* _Problem_
Find the word "structured" in the records below. List each line containing it.

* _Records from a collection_

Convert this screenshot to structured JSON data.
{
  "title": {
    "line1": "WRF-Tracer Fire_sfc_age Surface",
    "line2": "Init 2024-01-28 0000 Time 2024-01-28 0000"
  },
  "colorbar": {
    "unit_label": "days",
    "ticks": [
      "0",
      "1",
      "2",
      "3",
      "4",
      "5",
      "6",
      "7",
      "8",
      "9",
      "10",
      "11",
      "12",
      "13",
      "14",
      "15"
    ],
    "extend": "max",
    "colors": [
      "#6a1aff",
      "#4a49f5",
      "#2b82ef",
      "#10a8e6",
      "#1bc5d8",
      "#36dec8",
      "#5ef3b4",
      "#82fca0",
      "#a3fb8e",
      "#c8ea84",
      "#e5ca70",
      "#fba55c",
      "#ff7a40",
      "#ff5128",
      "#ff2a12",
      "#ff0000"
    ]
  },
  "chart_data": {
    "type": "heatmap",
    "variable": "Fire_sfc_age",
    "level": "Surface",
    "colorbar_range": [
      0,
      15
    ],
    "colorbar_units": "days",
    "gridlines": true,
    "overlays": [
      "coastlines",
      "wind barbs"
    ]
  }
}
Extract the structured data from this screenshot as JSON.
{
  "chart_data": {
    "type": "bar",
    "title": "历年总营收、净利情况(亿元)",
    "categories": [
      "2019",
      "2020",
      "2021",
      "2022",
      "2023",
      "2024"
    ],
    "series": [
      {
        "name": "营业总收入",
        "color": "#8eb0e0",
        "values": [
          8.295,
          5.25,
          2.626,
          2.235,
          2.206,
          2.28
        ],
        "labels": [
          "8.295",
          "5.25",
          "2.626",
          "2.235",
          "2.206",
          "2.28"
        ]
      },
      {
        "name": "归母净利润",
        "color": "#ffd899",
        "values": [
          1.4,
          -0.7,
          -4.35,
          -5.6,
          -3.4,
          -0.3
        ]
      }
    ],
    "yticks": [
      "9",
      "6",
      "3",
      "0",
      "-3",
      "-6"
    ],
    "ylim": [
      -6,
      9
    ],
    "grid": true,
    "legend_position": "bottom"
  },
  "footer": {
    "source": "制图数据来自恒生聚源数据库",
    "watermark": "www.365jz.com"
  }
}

* _Right answer_
Convert this screenshot to structured JSON data.
Extract the structured data from this screenshot as JSON.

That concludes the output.